● **Given information**
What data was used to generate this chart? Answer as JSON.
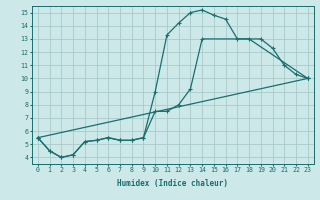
{
  "xlabel": "Humidex (Indice chaleur)",
  "ylabel": "",
  "xlim": [
    -0.5,
    23.5
  ],
  "ylim": [
    3.5,
    15.5
  ],
  "xticks": [
    0,
    1,
    2,
    3,
    4,
    5,
    6,
    7,
    8,
    9,
    10,
    11,
    12,
    13,
    14,
    15,
    16,
    17,
    18,
    19,
    20,
    21,
    22,
    23
  ],
  "yticks": [
    4,
    5,
    6,
    7,
    8,
    9,
    10,
    11,
    12,
    13,
    14,
    15
  ],
  "bg_color": "#cce8e8",
  "line_color": "#1a6e6e",
  "grid_color": "#aacaca",
  "line1_x": [
    0,
    1,
    2,
    3,
    4,
    5,
    6,
    7,
    8,
    9,
    10,
    11,
    12,
    13,
    14,
    15,
    16,
    17,
    18,
    23
  ],
  "line1_y": [
    5.5,
    4.5,
    4.0,
    4.2,
    5.2,
    5.3,
    5.5,
    5.3,
    5.3,
    5.5,
    9.0,
    13.3,
    14.2,
    15.0,
    15.2,
    14.8,
    14.5,
    13.0,
    13.0,
    10.0
  ],
  "line2_x": [
    0,
    1,
    2,
    3,
    4,
    5,
    6,
    7,
    8,
    9,
    10,
    11,
    12,
    13,
    14,
    19,
    20,
    21,
    22,
    23
  ],
  "line2_y": [
    5.5,
    4.5,
    4.0,
    4.2,
    5.2,
    5.3,
    5.5,
    5.3,
    5.3,
    5.5,
    7.5,
    7.5,
    8.0,
    9.2,
    13.0,
    13.0,
    12.3,
    11.0,
    10.3,
    10.0
  ],
  "line3_x": [
    0,
    23
  ],
  "line3_y": [
    5.5,
    10.0
  ]
}
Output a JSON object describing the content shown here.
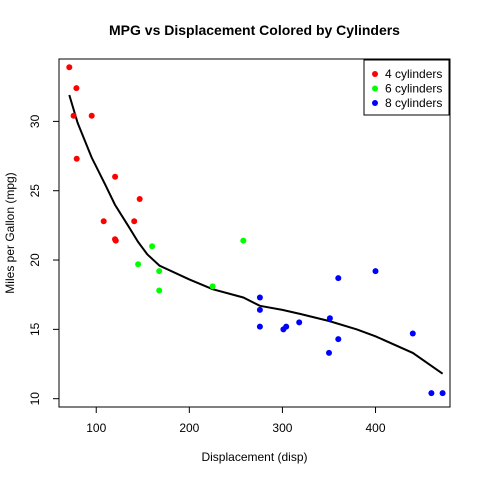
{
  "chart_data": {
    "type": "scatter",
    "title": "MPG vs Displacement Colored by Cylinders",
    "xlabel": "Displacement (disp)",
    "ylabel": "Miles per Gallon (mpg)",
    "xlim": [
      60,
      480
    ],
    "ylim": [
      9.4,
      34.5
    ],
    "xticks": [
      100,
      200,
      300,
      400
    ],
    "yticks": [
      10,
      15,
      20,
      25,
      30
    ],
    "grid": false,
    "legend_position": "top-right",
    "series": [
      {
        "name": "4 cylinders",
        "color": "#ff0000",
        "points": [
          [
            71.1,
            33.9
          ],
          [
            75.7,
            30.4
          ],
          [
            78.7,
            32.4
          ],
          [
            79.0,
            27.3
          ],
          [
            95.1,
            30.4
          ],
          [
            108.0,
            22.8
          ],
          [
            120.1,
            21.5
          ],
          [
            120.3,
            26.0
          ],
          [
            121.0,
            21.4
          ],
          [
            140.8,
            22.8
          ],
          [
            146.7,
            24.4
          ]
        ]
      },
      {
        "name": "6 cylinders",
        "color": "#00ff00",
        "points": [
          [
            145.0,
            19.7
          ],
          [
            160.0,
            21.0
          ],
          [
            167.6,
            19.2
          ],
          [
            167.6,
            17.8
          ],
          [
            225.0,
            18.1
          ],
          [
            258.0,
            21.4
          ]
        ]
      },
      {
        "name": "8 cylinders",
        "color": "#0000ff",
        "points": [
          [
            275.8,
            16.4
          ],
          [
            275.8,
            17.3
          ],
          [
            275.8,
            15.2
          ],
          [
            301.0,
            15.0
          ],
          [
            304.0,
            15.2
          ],
          [
            318.0,
            15.5
          ],
          [
            350.0,
            13.3
          ],
          [
            351.0,
            15.8
          ],
          [
            360.0,
            18.7
          ],
          [
            360.0,
            14.3
          ],
          [
            400.0,
            19.2
          ],
          [
            440.0,
            14.7
          ],
          [
            460.0,
            10.4
          ],
          [
            472.0,
            10.4
          ]
        ]
      }
    ],
    "trend_line": {
      "color": "#000000",
      "points": [
        [
          71.1,
          31.9
        ],
        [
          80,
          29.9
        ],
        [
          95,
          27.4
        ],
        [
          110,
          25.4
        ],
        [
          120,
          24.0
        ],
        [
          135,
          22.4
        ],
        [
          145,
          21.3
        ],
        [
          155,
          20.4
        ],
        [
          168,
          19.6
        ],
        [
          200,
          18.6
        ],
        [
          225,
          17.9
        ],
        [
          258,
          17.3
        ],
        [
          275.8,
          16.7
        ],
        [
          300,
          16.4
        ],
        [
          320,
          16.1
        ],
        [
          350,
          15.6
        ],
        [
          380,
          15.0
        ],
        [
          400,
          14.5
        ],
        [
          440,
          13.3
        ],
        [
          472,
          11.8
        ]
      ]
    }
  }
}
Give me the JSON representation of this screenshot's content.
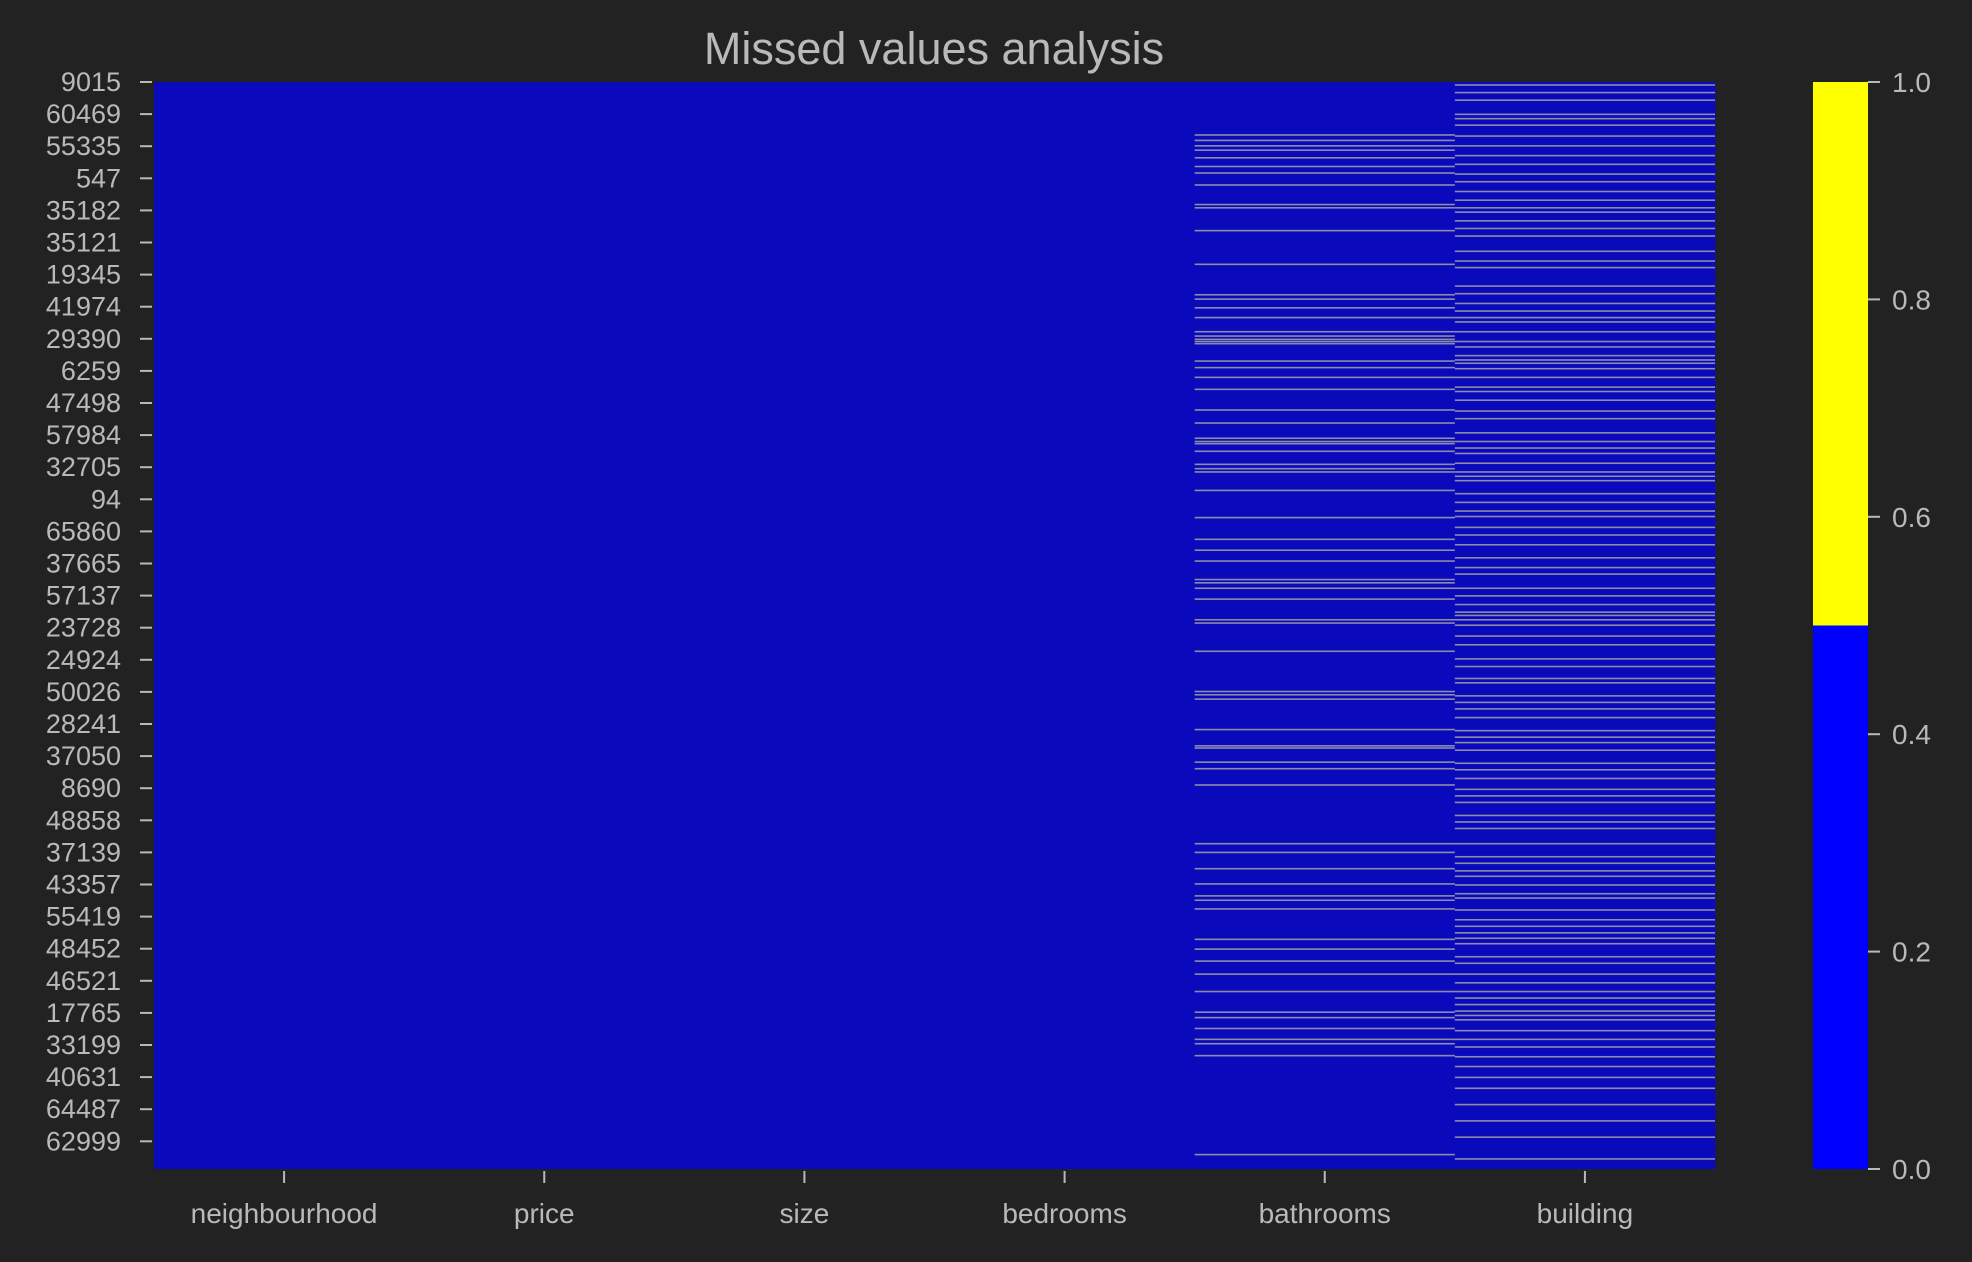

● **Task requirements**
Leave every image out, and retype the material exactly.

● **Answer to the exercise**
What data was used to generate this chart? Answer as JSON.
{
  "xlabel": "Humidex (Indice chaleur)",
  "ylabel": "",
  "xlim": [
    -0.5,
    23.5
  ],
  "ylim": [
    3.5,
    15.5
  ],
  "xticks": [
    0,
    1,
    2,
    3,
    4,
    5,
    6,
    7,
    8,
    9,
    10,
    11,
    12,
    13,
    14,
    15,
    16,
    17,
    18,
    19,
    20,
    21,
    22,
    23
  ],
  "yticks": [
    4,
    5,
    6,
    7,
    8,
    9,
    10,
    11,
    12,
    13,
    14,
    15
  ],
  "bg_color": "#cce8e8",
  "line_color": "#1a6e6e",
  "grid_color": "#aacaca",
  "line1_x": [
    0,
    1,
    2,
    3,
    4,
    5,
    6,
    7,
    8,
    9,
    10,
    11,
    12,
    13,
    14,
    15,
    16,
    17,
    18,
    23
  ],
  "line1_y": [
    5.5,
    4.5,
    4.0,
    4.2,
    5.2,
    5.3,
    5.5,
    5.3,
    5.3,
    5.5,
    9.0,
    13.3,
    14.2,
    15.0,
    15.2,
    14.8,
    14.5,
    13.0,
    13.0,
    10.0
  ],
  "line2_x": [
    0,
    1,
    2,
    3,
    4,
    5,
    6,
    7,
    8,
    9,
    10,
    11,
    12,
    13,
    14,
    19,
    20,
    21,
    22,
    23
  ],
  "line2_y": [
    5.5,
    4.5,
    4.0,
    4.2,
    5.2,
    5.3,
    5.5,
    5.3,
    5.3,
    5.5,
    7.5,
    7.5,
    8.0,
    9.2,
    13.0,
    13.0,
    12.3,
    11.0,
    10.3,
    10.0
  ],
  "line3_x": [
    0,
    23
  ],
  "line3_y": [
    5.5,
    10.0
  ]
}
Output a JSON object describing the content shown here.
{
  "chart_data": {
    "type": "scatter",
    "title": "MPG vs Displacement Colored by Cylinders",
    "xlabel": "Displacement (disp)",
    "ylabel": "Miles per Gallon (mpg)",
    "xlim": [
      60,
      480
    ],
    "ylim": [
      9.4,
      34.5
    ],
    "xticks": [
      100,
      200,
      300,
      400
    ],
    "yticks": [
      10,
      15,
      20,
      25,
      30
    ],
    "grid": false,
    "legend_position": "top-right",
    "series": [
      {
        "name": "4 cylinders",
        "color": "#ff0000",
        "points": [
          [
            71.1,
            33.9
          ],
          [
            75.7,
            30.4
          ],
          [
            78.7,
            32.4
          ],
          [
            79.0,
            27.3
          ],
          [
            95.1,
            30.4
          ],
          [
            108.0,
            22.8
          ],
          [
            120.1,
            21.5
          ],
          [
            120.3,
            26.0
          ],
          [
            121.0,
            21.4
          ],
          [
            140.8,
            22.8
          ],
          [
            146.7,
            24.4
          ]
        ]
      },
      {
        "name": "6 cylinders",
        "color": "#00ff00",
        "points": [
          [
            145.0,
            19.7
          ],
          [
            160.0,
            21.0
          ],
          [
            167.6,
            19.2
          ],
          [
            167.6,
            17.8
          ],
          [
            225.0,
            18.1
          ],
          [
            258.0,
            21.4
          ]
        ]
      },
      {
        "name": "8 cylinders",
        "color": "#0000ff",
        "points": [
          [
            275.8,
            16.4
          ],
          [
            275.8,
            17.3
          ],
          [
            275.8,
            15.2
          ],
          [
            301.0,
            15.0
          ],
          [
            304.0,
            15.2
          ],
          [
            318.0,
            15.5
          ],
          [
            350.0,
            13.3
          ],
          [
            351.0,
            15.8
          ],
          [
            360.0,
            18.7
          ],
          [
            360.0,
            14.3
          ],
          [
            400.0,
            19.2
          ],
          [
            440.0,
            14.7
          ],
          [
            460.0,
            10.4
          ],
          [
            472.0,
            10.4
          ]
        ]
      }
    ],
    "trend_line": {
      "color": "#000000",
      "points": [
        [
          71.1,
          31.9
        ],
        [
          80,
          29.9
        ],
        [
          95,
          27.4
        ],
        [
          110,
          25.4
        ],
        [
          120,
          24.0
        ],
        [
          135,
          22.4
        ],
        [
          145,
          21.3
        ],
        [
          155,
          20.4
        ],
        [
          168,
          19.6
        ],
        [
          200,
          18.6
        ],
        [
          225,
          17.9
        ],
        [
          258,
          17.3
        ],
        [
          275.8,
          16.7
        ],
        [
          300,
          16.4
        ],
        [
          320,
          16.1
        ],
        [
          350,
          15.6
        ],
        [
          380,
          15.0
        ],
        [
          400,
          14.5
        ],
        [
          440,
          13.3
        ],
        [
          472,
          11.8
        ]
      ]
    }
  }
}
Give me the JSON representation of this screenshot's content.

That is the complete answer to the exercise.